▸ **Record excerpts**:

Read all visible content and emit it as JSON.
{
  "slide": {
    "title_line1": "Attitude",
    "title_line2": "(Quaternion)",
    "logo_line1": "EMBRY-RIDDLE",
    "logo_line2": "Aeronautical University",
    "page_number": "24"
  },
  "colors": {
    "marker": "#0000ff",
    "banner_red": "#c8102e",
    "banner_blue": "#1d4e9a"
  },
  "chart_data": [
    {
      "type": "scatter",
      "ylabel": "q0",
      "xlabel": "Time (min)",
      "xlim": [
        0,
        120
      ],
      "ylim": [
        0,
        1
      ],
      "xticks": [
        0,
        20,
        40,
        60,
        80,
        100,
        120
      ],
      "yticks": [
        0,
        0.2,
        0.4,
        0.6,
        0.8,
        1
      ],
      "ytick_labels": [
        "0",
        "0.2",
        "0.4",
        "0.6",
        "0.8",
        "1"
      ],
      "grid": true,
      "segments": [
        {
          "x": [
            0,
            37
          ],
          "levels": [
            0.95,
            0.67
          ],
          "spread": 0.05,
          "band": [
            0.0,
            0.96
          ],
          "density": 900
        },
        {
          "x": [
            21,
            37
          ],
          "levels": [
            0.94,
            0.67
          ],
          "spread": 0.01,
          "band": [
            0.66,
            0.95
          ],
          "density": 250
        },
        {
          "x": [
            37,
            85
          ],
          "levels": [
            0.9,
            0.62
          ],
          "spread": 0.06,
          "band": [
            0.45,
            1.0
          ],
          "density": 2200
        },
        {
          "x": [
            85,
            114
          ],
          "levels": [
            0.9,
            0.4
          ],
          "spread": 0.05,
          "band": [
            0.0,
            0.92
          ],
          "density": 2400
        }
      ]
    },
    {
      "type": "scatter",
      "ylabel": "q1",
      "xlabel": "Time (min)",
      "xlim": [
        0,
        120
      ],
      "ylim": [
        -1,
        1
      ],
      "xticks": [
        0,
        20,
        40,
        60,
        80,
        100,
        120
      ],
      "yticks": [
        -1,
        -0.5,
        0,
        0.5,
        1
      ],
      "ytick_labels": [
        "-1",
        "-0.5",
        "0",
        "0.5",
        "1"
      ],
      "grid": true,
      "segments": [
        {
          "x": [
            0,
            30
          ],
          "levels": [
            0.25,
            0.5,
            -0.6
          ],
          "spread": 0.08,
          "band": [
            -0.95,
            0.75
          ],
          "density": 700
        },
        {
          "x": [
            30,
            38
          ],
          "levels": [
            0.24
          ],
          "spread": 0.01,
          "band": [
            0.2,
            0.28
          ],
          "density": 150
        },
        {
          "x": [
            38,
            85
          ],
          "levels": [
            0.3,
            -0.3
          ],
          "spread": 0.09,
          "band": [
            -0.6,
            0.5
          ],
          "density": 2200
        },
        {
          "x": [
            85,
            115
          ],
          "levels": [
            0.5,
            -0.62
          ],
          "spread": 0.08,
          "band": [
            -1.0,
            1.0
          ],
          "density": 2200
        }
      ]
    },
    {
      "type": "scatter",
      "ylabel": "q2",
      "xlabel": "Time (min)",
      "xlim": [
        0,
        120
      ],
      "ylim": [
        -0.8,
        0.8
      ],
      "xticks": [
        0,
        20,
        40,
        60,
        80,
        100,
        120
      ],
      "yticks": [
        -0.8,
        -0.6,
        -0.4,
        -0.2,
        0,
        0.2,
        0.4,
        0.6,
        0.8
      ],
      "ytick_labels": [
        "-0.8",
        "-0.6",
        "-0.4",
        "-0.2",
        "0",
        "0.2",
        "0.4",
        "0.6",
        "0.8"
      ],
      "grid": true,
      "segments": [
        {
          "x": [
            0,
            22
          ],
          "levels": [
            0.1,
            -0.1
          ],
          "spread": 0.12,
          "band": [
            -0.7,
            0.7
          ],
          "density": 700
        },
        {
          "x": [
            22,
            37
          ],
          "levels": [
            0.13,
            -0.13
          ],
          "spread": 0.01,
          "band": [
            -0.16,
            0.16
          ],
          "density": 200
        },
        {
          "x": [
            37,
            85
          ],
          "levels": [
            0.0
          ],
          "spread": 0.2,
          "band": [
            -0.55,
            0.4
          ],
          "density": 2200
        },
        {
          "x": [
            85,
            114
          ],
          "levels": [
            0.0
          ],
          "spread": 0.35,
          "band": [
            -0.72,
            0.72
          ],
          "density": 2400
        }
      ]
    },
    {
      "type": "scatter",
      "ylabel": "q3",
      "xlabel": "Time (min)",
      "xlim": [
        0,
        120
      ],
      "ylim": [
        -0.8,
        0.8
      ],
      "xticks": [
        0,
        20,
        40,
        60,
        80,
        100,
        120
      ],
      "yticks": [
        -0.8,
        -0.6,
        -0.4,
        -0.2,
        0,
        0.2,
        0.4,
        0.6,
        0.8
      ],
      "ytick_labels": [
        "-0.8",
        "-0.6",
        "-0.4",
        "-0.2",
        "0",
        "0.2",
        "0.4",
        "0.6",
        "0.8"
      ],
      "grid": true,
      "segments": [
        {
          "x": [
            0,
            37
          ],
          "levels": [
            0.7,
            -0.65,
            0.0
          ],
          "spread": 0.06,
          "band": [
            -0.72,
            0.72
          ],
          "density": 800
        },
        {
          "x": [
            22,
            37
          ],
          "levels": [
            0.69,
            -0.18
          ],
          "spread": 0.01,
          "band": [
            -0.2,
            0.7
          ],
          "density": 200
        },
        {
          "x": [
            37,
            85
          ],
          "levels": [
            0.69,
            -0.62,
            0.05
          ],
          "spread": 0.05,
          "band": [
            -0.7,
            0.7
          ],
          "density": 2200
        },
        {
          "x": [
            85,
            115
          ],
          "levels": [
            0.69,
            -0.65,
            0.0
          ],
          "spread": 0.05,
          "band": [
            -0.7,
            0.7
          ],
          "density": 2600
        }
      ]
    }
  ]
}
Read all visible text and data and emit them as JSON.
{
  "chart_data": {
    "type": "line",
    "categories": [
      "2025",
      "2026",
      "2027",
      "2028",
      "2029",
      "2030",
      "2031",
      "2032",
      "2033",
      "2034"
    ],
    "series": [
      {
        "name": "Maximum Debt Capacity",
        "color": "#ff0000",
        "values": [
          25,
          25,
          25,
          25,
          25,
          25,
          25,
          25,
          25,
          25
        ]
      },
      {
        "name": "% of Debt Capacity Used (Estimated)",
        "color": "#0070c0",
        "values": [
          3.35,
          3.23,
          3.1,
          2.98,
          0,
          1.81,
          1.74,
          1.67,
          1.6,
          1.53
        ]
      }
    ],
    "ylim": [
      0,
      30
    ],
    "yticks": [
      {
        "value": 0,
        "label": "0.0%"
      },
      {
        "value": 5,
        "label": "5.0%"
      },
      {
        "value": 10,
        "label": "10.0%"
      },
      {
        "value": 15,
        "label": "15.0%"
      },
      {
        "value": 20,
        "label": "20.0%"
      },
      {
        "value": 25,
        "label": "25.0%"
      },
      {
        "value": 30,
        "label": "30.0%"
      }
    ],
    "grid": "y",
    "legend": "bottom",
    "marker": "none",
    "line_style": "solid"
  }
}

▸ **Goal**:
Pull every line containing "emit" out of the records.

▸ **Right answer**:
Read all visible content and emit it as JSON.
Read all visible text and data and emit them as JSON.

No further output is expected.